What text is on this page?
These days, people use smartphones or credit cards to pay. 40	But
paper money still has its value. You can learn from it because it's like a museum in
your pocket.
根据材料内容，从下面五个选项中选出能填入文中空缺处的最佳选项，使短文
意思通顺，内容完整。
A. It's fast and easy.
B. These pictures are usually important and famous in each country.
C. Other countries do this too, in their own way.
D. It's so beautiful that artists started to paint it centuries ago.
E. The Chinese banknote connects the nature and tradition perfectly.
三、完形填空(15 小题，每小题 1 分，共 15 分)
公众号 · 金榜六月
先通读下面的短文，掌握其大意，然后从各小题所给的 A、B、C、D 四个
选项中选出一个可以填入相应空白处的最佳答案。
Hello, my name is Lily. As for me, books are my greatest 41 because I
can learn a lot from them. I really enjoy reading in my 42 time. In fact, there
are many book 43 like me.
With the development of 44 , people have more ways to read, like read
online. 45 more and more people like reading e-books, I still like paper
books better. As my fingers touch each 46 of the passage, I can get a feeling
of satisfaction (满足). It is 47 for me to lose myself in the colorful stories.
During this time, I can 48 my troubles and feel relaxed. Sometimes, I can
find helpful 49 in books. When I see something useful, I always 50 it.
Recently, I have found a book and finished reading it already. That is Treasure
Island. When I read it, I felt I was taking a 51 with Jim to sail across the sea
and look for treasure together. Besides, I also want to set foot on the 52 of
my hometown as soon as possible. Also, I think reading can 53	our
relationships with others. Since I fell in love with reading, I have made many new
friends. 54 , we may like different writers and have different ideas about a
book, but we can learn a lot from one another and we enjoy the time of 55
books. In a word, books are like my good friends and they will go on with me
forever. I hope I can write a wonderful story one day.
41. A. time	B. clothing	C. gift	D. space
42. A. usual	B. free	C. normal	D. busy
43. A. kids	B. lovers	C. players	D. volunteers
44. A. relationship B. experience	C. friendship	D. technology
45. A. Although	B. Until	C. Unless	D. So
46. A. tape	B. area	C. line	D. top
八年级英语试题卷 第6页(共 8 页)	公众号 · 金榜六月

..........

» **TASK GOAL**:
Faithfully reproduce all of the records, character for character.

» **RESULT**:
What text is on this page?
These days, people use smartphones or credit cards to pay. 40	But
paper money still has its value. You can learn from it because it's like a museum in
your pocket.
根据材料内容，从下面五个选项中选出能填入文中空缺处的最佳选项，使短文
意思通顺，内容完整。
A. It's fast and easy.
B. These pictures are usually important and famous in each country.
C. Other countries do this too, in their own way.
D. It's so beautiful that artists started to paint it centuries ago.
E. The Chinese banknote connects the nature and tradition perfectly.
三、完形填空(15 小题，每小题 1 分，共 15 分)
公众号 · 金榜六月
先通读下面的短文，掌握其大意，然后从各小题所给的 A、B、C、D 四个
选项中选出一个可以填入相应空白处的最佳答案。
Hello, my name is Lily. As for me, books are my greatest 41 because I
can learn a lot from them. I really enjoy reading in my 42 time. In fact, there
are many book 43 like me.
With the development of 44 , people have more ways to read, like read
online. 45 more and more people like reading e-books, I still like paper
books better. As my fingers touch each 46 of the passage, I can get a feeling
of satisfaction (满足). It is 47 for me to lose myself in the colorful stories.
During this time, I can 48 my troubles and feel relaxed. Sometimes, I can
find helpful 49 in books. When I see something useful, I always 50 it.
Recently, I have found a book and finished reading it already. That is Treasure
Island. When I read it, I felt I was taking a 51 with Jim to sail across the sea
and look for treasure together. Besides, I also want to set foot on the 52 of
my hometown as soon as possible. Also, I think reading can 53	our
relationships with others. Since I fell in love with reading, I have made many new
friends. 54 , we may like different writers and have different ideas about a
book, but we can learn a lot from one another and we enjoy the time of 55
books. In a word, books are like my good friends and they will go on with me
forever. I hope I can write a wonderful story one day.
41. A. time	B. clothing	C. gift	D. space
42. A. usual	B. free	C. normal	D. busy
43. A. kids	B. lovers	C. players	D. volunteers
44. A. relationship B. experience	C. friendship	D. technology
45. A. Although	B. Until	C. Unless	D. So
46. A. tape	B. area	C. line	D. top
八年级英语试题卷 第6页(共 8 页)	公众号 · 金榜六月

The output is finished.